Wherever "EPISTOLIS" appears in a line, copy that line.

Source records -
-=-=-=-=-

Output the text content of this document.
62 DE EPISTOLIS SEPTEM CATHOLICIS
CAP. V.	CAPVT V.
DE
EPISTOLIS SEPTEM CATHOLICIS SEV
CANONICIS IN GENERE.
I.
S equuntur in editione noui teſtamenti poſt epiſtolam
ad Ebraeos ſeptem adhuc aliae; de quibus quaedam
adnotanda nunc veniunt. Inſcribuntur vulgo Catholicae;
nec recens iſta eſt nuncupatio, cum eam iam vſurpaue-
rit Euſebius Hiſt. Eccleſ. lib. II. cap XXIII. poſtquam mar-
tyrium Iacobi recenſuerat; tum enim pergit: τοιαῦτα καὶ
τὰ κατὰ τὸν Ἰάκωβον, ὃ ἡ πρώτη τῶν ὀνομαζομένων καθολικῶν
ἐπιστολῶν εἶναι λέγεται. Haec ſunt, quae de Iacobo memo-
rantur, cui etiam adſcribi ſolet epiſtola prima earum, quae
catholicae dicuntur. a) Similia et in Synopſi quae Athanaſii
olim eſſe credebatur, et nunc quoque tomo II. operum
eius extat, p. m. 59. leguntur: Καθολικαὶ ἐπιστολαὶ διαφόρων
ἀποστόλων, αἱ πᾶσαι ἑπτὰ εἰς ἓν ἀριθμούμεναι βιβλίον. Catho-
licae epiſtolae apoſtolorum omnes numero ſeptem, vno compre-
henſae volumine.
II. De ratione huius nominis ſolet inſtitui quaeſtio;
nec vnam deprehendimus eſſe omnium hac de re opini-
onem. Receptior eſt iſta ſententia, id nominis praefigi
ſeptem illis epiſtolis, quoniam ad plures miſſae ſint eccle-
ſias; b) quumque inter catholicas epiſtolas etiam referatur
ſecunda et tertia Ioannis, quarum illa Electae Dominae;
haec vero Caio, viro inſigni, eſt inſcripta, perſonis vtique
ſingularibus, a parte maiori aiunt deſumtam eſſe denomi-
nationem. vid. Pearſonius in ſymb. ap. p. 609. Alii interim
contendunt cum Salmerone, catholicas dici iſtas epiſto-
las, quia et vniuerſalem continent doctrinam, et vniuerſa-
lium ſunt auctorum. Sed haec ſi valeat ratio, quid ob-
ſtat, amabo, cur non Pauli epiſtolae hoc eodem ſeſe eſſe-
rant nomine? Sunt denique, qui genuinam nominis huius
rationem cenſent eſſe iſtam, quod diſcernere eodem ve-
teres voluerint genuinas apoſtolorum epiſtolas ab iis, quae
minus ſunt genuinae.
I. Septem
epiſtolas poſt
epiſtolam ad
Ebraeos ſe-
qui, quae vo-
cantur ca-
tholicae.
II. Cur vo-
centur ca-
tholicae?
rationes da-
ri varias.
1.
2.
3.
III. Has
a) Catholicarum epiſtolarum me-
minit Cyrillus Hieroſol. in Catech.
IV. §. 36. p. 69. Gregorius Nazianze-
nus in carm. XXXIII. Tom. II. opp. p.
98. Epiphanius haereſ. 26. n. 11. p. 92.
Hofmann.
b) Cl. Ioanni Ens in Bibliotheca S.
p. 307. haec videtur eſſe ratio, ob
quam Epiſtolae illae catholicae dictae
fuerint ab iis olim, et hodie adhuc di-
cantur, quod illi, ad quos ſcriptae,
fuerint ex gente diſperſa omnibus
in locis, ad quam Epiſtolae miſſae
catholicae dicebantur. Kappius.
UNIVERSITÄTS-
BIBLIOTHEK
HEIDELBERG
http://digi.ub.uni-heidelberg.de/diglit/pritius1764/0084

-=-=-=-=-

Written solution -
62 DE EPISTOLIS SEPTEM CATHOLICIS
EPISTOLIS SEPTEM CATHOLICIS SEV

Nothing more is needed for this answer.